Start of Data for this task

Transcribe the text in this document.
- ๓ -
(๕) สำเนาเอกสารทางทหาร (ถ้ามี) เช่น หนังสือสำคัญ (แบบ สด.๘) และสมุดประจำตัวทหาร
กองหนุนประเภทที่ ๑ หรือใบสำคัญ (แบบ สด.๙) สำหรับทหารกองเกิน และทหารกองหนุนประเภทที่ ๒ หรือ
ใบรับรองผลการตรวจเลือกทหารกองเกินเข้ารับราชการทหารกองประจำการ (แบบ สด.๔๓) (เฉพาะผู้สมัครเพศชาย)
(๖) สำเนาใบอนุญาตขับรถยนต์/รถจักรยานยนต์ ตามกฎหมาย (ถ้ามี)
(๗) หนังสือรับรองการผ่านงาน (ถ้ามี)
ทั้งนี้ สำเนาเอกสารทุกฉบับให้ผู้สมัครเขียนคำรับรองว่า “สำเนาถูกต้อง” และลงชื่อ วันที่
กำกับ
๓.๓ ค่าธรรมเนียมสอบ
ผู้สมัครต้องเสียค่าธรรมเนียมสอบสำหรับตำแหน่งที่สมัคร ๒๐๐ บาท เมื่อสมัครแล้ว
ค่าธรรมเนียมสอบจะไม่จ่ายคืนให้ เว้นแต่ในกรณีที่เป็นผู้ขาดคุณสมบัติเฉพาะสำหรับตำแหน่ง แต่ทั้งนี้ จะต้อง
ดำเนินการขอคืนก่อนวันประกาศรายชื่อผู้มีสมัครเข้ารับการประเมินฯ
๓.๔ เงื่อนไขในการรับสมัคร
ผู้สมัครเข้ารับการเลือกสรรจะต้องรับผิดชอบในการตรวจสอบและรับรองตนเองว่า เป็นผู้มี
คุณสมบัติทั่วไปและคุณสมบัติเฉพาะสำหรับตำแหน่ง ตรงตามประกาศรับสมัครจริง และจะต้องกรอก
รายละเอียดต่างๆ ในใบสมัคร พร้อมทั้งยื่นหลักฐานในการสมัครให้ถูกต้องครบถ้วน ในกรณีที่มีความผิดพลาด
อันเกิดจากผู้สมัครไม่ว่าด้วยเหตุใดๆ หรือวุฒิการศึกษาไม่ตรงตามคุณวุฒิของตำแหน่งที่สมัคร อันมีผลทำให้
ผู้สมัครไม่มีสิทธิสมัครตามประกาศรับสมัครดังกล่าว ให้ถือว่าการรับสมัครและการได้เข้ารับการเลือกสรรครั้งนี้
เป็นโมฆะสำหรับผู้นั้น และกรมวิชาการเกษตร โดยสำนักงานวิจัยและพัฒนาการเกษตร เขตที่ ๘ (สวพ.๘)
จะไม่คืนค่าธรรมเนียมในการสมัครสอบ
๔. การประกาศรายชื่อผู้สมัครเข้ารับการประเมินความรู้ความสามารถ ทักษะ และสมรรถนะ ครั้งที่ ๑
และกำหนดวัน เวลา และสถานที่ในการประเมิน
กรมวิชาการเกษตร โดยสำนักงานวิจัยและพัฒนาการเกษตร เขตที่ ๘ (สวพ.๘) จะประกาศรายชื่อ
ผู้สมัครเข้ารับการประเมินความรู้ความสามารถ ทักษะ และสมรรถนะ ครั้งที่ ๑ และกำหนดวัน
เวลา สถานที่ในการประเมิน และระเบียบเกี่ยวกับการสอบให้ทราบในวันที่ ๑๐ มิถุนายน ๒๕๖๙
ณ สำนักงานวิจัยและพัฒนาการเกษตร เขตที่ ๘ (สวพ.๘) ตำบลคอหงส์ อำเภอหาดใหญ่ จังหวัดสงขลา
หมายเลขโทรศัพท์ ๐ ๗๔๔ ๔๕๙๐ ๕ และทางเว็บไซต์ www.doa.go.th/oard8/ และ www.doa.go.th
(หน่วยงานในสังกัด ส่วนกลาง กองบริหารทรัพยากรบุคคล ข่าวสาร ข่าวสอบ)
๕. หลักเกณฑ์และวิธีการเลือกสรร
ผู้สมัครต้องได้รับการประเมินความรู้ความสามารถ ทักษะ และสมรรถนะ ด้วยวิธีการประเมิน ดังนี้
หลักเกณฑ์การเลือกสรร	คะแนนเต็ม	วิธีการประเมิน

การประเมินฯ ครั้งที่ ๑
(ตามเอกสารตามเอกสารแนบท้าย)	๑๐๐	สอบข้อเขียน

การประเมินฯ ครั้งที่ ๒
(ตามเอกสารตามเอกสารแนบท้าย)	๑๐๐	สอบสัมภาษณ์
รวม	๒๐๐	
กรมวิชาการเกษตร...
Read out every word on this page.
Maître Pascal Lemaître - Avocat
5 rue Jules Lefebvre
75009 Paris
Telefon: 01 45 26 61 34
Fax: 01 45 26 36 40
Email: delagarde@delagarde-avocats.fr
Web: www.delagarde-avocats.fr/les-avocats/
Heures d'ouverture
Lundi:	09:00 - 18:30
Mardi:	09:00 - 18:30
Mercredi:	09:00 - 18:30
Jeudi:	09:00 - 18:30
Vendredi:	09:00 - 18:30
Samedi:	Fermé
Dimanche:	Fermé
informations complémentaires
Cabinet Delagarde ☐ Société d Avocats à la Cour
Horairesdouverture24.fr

End of Data for this task

▸ Task
Your task is to reproduce the whole listing exactly.

▸ Task response
Transcribe the text in this document.
- ๓ -
(๕) สำเนาเอกสารทางทหาร (ถ้ามี) เช่น หนังสือสำคัญ (แบบ สด.๘) และสมุดประจำตัวทหาร
กองหนุนประเภทที่ ๑ หรือใบสำคัญ (แบบ สด.๙) สำหรับทหารกองเกิน และทหารกองหนุนประเภทที่ ๒ หรือ
ใบรับรองผลการตรวจเลือกทหารกองเกินเข้ารับราชการทหารกองประจำการ (แบบ สด.๔๓) (เฉพาะผู้สมัครเพศชาย)
(๖) สำเนาใบอนุญาตขับรถยนต์/รถจักรยานยนต์ ตามกฎหมาย (ถ้ามี)
(๗) หนังสือรับรองการผ่านงาน (ถ้ามี)
ทั้งนี้ สำเนาเอกสารทุกฉบับให้ผู้สมัครเขียนคำรับรองว่า “สำเนาถูกต้อง” และลงชื่อ วันที่
กำกับ
๓.๓ ค่าธรรมเนียมสอบ
ผู้สมัครต้องเสียค่าธรรมเนียมสอบสำหรับตำแหน่งที่สมัคร ๒๐๐ บาท เมื่อสมัครแล้ว
ค่าธรรมเนียมสอบจะไม่จ่ายคืนให้ เว้นแต่ในกรณีที่เป็นผู้ขาดคุณสมบัติเฉพาะสำหรับตำแหน่ง แต่ทั้งนี้ จะต้อง
ดำเนินการขอคืนก่อนวันประกาศรายชื่อผู้มีสมัครเข้ารับการประเมินฯ
๓.๔ เงื่อนไขในการรับสมัคร
ผู้สมัครเข้ารับการเลือกสรรจะต้องรับผิดชอบในการตรวจสอบและรับรองตนเองว่า เป็นผู้มี
คุณสมบัติทั่วไปและคุณสมบัติเฉพาะสำหรับตำแหน่ง ตรงตามประกาศรับสมัครจริง และจะต้องกรอก
รายละเอียดต่างๆ ในใบสมัคร พร้อมทั้งยื่นหลักฐานในการสมัครให้ถูกต้องครบถ้วน ในกรณีที่มีความผิดพลาด
อันเกิดจากผู้สมัครไม่ว่าด้วยเหตุใดๆ หรือวุฒิการศึกษาไม่ตรงตามคุณวุฒิของตำแหน่งที่สมัคร อันมีผลทำให้
ผู้สมัครไม่มีสิทธิสมัครตามประกาศรับสมัครดังกล่าว ให้ถือว่าการรับสมัครและการได้เข้ารับการเลือกสรรครั้งนี้
เป็นโมฆะสำหรับผู้นั้น และกรมวิชาการเกษตร โดยสำนักงานวิจัยและพัฒนาการเกษตร เขตที่ ๘ (สวพ.๘)
จะไม่คืนค่าธรรมเนียมในการสมัครสอบ
๔. การประกาศรายชื่อผู้สมัครเข้ารับการประเมินความรู้ความสามารถ ทักษะ และสมรรถนะ ครั้งที่ ๑
และกำหนดวัน เวลา และสถานที่ในการประเมิน
กรมวิชาการเกษตร โดยสำนักงานวิจัยและพัฒนาการเกษตร เขตที่ ๘ (สวพ.๘) จะประกาศรายชื่อ
ผู้สมัครเข้ารับการประเมินความรู้ความสามารถ ทักษะ และสมรรถนะ ครั้งที่ ๑ และกำหนดวัน
เวลา สถานที่ในการประเมิน และระเบียบเกี่ยวกับการสอบให้ทราบในวันที่ ๑๐ มิถุนายน ๒๕๖๙
ณ สำนักงานวิจัยและพัฒนาการเกษตร เขตที่ ๘ (สวพ.๘) ตำบลคอหงส์ อำเภอหาดใหญ่ จังหวัดสงขลา
หมายเลขโทรศัพท์ ๐ ๗๔๔ ๔๕๙๐ ๕ และทางเว็บไซต์ www.doa.go.th/oard8/ และ www.doa.go.th
(หน่วยงานในสังกัด ส่วนกลาง กองบริหารทรัพยากรบุคคล ข่าวสาร ข่าวสอบ)
๕. หลักเกณฑ์และวิธีการเลือกสรร
ผู้สมัครต้องได้รับการประเมินความรู้ความสามารถ ทักษะ และสมรรถนะ ด้วยวิธีการประเมิน ดังนี้
หลักเกณฑ์การเลือกสรร	คะแนนเต็ม	วิธีการประเมิน

การประเมินฯ ครั้งที่ ๑
(ตามเอกสารตามเอกสารแนบท้าย)	๑๐๐	สอบข้อเขียน

การประเมินฯ ครั้งที่ ๒
(ตามเอกสารตามเอกสารแนบท้าย)	๑๐๐	สอบสัมภาษณ์
รวม	๒๐๐	
กรมวิชาการเกษตร...
Read out every word on this page.
Maître Pascal Lemaître - Avocat
5 rue Jules Lefebvre
75009 Paris
Telefon: 01 45 26 61 34
Fax: 01 45 26 36 40
Email: delagarde@delagarde-avocats.fr
Web: www.delagarde-avocats.fr/les-avocats/
Heures d'ouverture
Lundi:	09:00 - 18:30
Mardi:	09:00 - 18:30
Mercredi:	09:00 - 18:30
Jeudi:	09:00 - 18:30
Vendredi:	09:00 - 18:30
Samedi:	Fermé
Dimanche:	Fermé
informations complémentaires
Cabinet Delagarde ☐ Société d Avocats à la Cour
Horairesdouverture24.fr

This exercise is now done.